## What is being asked
In the listing below, count the lines with "永远和人民群众在一起" and report only the figure.

Saved data entries:

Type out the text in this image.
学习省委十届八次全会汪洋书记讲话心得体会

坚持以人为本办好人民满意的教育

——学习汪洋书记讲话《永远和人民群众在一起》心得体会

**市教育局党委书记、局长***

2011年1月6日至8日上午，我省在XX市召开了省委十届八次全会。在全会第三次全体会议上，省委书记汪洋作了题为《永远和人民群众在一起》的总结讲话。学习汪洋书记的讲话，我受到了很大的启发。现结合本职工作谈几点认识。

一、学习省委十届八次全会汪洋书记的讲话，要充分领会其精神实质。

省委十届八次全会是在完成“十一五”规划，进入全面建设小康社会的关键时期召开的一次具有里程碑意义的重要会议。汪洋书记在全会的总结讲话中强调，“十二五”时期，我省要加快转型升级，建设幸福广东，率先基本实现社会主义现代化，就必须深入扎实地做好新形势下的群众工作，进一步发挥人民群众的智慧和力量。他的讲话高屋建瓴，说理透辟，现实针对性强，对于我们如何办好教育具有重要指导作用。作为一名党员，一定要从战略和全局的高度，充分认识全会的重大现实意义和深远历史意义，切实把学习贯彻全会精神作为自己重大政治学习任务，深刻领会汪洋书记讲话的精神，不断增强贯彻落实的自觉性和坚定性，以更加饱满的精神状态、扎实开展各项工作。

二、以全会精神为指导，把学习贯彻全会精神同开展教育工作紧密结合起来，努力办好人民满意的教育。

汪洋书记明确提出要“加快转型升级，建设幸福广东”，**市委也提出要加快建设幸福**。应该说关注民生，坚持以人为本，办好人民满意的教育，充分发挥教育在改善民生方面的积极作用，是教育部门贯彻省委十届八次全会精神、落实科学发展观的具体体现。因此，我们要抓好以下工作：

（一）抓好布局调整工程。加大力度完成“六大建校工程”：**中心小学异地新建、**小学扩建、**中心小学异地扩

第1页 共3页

## Correct response
2